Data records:
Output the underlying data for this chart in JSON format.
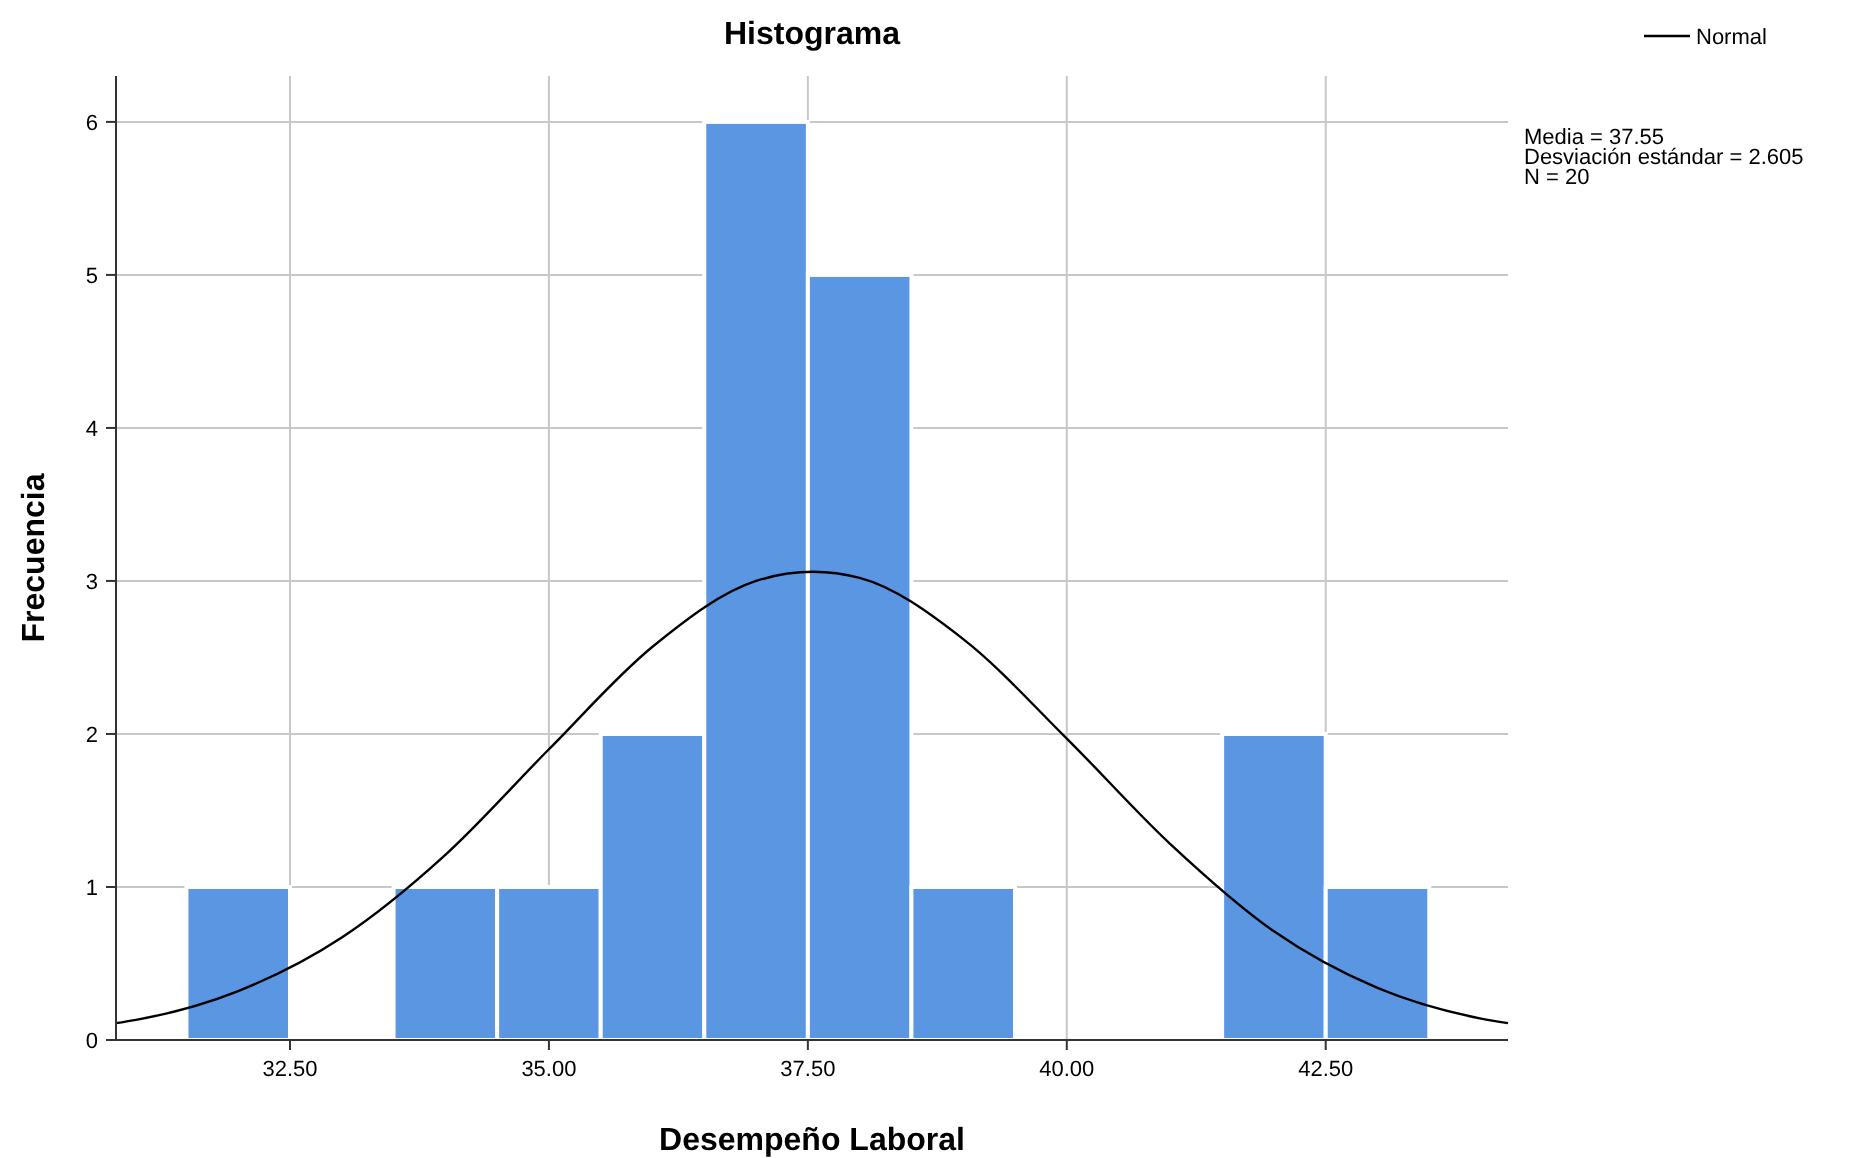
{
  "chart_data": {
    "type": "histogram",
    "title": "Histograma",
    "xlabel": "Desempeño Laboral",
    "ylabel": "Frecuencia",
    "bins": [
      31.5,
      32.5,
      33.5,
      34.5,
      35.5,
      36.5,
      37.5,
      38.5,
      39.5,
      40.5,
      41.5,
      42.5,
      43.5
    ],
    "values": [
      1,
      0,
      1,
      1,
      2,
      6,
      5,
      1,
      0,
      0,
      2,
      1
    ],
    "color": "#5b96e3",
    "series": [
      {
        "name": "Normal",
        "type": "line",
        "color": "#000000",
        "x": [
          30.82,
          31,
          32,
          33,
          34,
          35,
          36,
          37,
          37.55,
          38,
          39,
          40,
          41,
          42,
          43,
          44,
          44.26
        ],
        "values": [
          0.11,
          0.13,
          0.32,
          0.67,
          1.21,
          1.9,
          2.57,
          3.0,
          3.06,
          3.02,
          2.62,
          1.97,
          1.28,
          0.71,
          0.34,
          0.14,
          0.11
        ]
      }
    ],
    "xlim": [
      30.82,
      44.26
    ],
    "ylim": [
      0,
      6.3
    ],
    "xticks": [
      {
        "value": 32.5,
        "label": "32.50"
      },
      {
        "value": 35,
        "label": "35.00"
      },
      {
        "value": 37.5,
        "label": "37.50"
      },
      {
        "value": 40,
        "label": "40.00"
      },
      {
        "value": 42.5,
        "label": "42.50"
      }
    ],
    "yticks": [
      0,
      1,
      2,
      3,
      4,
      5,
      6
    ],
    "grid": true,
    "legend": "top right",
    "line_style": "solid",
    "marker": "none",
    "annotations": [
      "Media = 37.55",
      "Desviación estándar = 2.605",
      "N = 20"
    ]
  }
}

==

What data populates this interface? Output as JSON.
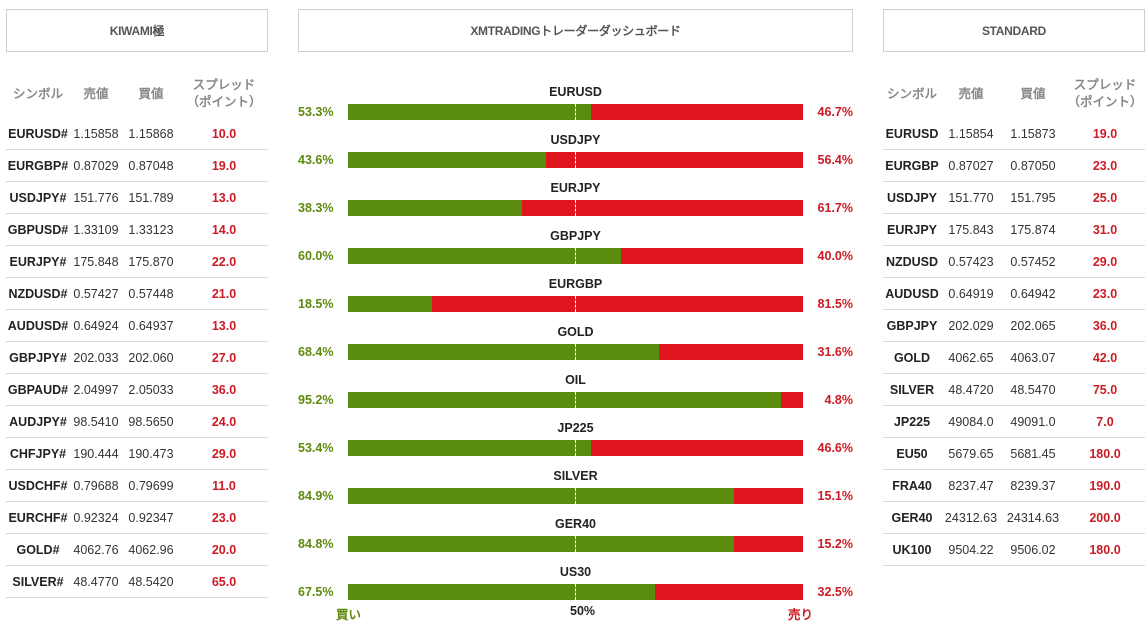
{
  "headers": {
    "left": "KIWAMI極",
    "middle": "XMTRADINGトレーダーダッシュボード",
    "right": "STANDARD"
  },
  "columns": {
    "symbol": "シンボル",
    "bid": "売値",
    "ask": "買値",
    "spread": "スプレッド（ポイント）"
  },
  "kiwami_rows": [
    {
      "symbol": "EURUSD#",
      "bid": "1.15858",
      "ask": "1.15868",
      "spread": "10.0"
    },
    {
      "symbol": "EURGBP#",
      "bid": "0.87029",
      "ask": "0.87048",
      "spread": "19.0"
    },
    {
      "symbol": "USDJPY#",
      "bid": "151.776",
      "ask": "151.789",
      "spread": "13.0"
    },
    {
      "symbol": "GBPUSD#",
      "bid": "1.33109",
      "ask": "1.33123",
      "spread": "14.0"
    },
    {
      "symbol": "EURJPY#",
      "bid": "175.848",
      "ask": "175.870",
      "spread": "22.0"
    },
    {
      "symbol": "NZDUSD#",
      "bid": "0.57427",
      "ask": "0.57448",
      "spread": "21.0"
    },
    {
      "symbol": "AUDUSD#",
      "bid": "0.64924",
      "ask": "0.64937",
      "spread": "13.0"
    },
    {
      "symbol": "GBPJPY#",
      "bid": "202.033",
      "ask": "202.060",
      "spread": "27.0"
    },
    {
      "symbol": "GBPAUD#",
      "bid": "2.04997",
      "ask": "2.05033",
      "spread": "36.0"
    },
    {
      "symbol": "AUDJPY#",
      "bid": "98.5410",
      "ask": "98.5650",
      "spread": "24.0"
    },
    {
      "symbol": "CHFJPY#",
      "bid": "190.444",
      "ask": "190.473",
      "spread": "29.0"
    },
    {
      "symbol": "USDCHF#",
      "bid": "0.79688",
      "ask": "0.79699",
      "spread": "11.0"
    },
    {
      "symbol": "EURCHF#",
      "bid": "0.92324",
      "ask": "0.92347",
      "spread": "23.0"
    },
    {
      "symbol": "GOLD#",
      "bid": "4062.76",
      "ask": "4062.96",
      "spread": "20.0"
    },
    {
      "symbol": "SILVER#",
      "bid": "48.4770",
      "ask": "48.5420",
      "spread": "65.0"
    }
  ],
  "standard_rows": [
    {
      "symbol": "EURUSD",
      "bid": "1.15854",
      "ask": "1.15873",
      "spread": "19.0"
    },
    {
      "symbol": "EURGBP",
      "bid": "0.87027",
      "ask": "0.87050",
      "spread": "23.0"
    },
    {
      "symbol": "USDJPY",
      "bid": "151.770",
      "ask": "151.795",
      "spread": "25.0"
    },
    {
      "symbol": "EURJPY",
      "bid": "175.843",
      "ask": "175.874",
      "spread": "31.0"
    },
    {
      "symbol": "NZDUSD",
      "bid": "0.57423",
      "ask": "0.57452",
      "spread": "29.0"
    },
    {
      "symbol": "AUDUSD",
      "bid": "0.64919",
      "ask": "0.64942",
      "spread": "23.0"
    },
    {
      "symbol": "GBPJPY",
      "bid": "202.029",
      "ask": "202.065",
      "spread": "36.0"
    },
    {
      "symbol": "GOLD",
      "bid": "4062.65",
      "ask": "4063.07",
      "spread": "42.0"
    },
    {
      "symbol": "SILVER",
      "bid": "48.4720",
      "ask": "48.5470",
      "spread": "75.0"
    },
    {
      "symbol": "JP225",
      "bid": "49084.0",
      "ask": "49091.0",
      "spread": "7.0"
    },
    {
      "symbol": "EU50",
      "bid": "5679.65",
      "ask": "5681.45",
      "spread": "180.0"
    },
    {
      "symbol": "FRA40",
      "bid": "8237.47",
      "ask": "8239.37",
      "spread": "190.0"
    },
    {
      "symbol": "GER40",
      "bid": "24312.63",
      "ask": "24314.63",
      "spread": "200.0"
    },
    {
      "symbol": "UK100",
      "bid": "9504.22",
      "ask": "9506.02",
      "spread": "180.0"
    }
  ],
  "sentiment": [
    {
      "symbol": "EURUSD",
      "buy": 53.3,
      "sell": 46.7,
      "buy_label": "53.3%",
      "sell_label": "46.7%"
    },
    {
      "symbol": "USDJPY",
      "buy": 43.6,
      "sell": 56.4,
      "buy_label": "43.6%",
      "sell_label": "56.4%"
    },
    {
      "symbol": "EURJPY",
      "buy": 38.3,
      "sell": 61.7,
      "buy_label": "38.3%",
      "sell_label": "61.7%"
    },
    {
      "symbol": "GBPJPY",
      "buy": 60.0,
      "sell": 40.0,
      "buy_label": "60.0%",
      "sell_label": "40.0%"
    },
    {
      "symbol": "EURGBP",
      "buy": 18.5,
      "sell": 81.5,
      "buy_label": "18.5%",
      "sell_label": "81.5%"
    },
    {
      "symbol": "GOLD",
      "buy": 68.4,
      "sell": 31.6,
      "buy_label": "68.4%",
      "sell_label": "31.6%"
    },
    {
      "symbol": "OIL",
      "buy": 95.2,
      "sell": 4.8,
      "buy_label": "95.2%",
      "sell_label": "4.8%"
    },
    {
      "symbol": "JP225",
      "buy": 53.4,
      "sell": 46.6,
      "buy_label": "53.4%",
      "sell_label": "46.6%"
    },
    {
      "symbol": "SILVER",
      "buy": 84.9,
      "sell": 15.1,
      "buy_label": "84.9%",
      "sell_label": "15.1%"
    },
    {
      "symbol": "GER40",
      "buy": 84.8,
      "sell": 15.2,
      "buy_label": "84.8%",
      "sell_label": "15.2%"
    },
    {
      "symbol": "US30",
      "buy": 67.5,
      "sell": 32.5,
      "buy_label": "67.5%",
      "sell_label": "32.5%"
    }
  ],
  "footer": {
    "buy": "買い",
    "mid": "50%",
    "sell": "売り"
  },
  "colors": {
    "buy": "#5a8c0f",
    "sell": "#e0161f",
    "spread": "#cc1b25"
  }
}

---

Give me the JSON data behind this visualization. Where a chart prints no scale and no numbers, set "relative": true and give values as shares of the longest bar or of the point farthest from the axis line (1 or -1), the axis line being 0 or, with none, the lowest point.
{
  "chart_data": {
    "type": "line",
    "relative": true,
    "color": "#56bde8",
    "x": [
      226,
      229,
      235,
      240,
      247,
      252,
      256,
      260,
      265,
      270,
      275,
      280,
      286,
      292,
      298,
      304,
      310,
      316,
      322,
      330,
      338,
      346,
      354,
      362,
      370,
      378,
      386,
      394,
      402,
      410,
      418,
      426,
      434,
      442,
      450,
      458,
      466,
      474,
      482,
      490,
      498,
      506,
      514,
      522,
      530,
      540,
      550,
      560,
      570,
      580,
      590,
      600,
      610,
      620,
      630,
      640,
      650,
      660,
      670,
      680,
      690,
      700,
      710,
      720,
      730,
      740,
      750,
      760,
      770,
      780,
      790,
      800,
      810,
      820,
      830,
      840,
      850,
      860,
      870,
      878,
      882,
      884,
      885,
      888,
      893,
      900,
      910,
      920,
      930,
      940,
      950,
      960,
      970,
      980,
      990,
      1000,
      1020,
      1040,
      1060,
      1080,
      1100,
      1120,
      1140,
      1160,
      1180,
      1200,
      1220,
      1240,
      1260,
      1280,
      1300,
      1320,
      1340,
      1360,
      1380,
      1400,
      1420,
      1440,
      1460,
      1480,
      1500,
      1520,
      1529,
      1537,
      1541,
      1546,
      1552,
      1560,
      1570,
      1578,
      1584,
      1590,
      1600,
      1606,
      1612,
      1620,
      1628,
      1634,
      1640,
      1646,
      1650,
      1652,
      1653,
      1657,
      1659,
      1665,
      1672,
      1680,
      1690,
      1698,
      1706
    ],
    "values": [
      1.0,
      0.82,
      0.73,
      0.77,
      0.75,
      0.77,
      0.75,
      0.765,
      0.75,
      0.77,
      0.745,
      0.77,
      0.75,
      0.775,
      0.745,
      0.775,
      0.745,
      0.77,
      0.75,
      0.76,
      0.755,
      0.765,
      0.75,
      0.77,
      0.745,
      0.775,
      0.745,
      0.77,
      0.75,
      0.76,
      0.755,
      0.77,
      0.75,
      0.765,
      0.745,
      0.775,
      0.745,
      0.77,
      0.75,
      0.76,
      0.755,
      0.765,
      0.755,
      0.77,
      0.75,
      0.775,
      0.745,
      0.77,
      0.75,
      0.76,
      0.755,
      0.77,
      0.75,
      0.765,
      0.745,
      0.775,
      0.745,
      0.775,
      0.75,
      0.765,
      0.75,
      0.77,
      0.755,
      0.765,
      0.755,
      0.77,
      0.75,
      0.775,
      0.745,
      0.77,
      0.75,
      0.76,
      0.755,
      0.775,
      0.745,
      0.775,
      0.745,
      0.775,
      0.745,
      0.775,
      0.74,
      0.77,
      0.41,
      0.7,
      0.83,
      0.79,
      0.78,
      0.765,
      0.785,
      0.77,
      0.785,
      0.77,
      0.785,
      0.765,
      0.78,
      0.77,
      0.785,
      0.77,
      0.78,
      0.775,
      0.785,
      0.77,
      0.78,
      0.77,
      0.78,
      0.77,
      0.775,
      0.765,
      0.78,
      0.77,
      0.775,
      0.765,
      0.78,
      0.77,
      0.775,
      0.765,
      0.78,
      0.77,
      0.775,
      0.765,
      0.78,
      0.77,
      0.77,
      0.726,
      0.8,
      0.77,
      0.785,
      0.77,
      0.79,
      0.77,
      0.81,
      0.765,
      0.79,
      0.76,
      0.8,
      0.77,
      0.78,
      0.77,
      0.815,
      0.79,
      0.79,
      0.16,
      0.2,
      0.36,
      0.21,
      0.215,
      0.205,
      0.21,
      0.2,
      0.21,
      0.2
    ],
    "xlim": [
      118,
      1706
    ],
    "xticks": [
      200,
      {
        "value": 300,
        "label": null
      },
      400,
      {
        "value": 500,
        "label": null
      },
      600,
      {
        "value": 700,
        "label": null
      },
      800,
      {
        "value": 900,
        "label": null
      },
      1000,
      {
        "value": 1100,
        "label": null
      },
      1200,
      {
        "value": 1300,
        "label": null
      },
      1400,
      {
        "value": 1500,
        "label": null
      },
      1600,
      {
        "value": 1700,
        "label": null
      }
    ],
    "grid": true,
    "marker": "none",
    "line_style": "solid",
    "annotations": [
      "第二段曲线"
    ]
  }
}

What to do = Using the listing above, state the number of lines that hold "Output", with no other text.

Full response = 2